Extracted data entries
--
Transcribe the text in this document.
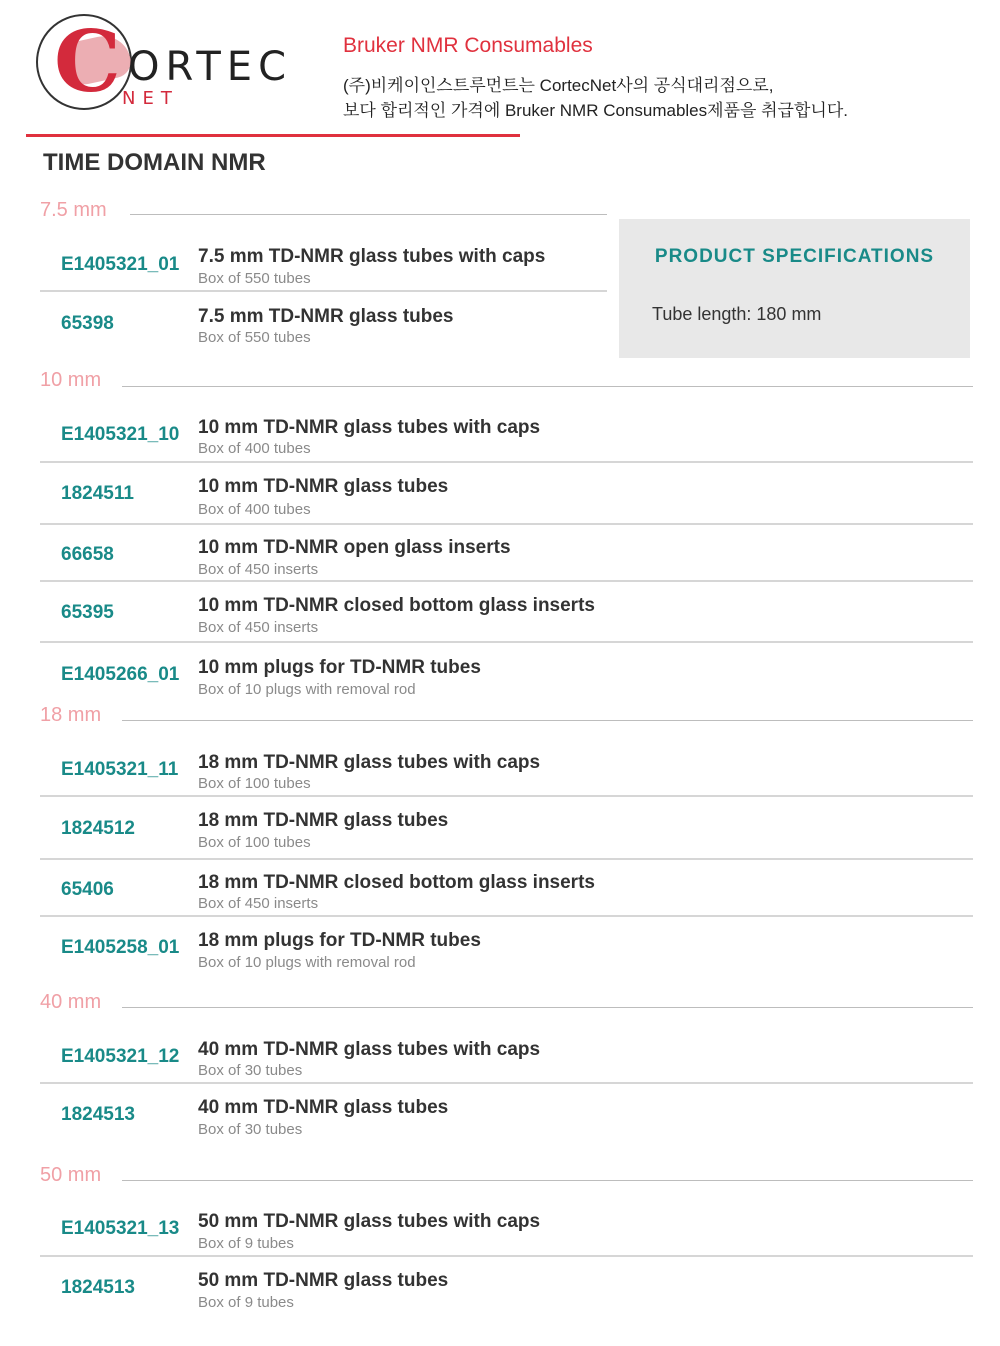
C ORTEC
NET
Bruker NMR Consumables
(주)비케이인스트루먼트는 CortecNet사의 공식대리점으로,
보다 합리적인 가격에 Bruker NMR Consumables제품을 취급합니다.
TIME DOMAIN NMR
PRODUCT SPECIFICATIONS
Tube length: 180 mm
7.5 mm
E1405321_01 7.5 mm TD-NMR glass tubes with caps
Box of 550 tubes
65398	7.5 mm TD-NMR glass tubes
Box of 550 tubes
10 mm
E1405321_10 10 mm TD-NMR glass tubes with caps
Box of 400 tubes
1824511	10 mm TD-NMR glass tubes
Box of 400 tubes
66658	10 mm TD-NMR open glass inserts
Box of 450 inserts
65395	10 mm TD-NMR closed bottom glass inserts
Box of 450 inserts
E1405266_01 10 mm plugs for TD-NMR tubes
Box of 10 plugs with removal rod
18 mm
E1405321_11 18 mm TD-NMR glass tubes with caps
Box of 100 tubes
1824512	18 mm TD-NMR glass tubes
Box of 100 tubes
65406	18 mm TD-NMR closed bottom glass inserts
Box of 450 inserts
E1405258_01 18 mm plugs for TD-NMR tubes
Box of 10 plugs with removal rod
40 mm
E1405321_12 40 mm TD-NMR glass tubes with caps
Box of 30 tubes
1824513	40 mm TD-NMR glass tubes
Box of 30 tubes
50 mm
E1405321_13 50 mm TD-NMR glass tubes with caps
Box of 9 tubes
1824513	50 mm TD-NMR glass tubes
Box of 9 tubes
--
Count how many lines in the data above hold the string "Bruker", and give the number with no other words.

2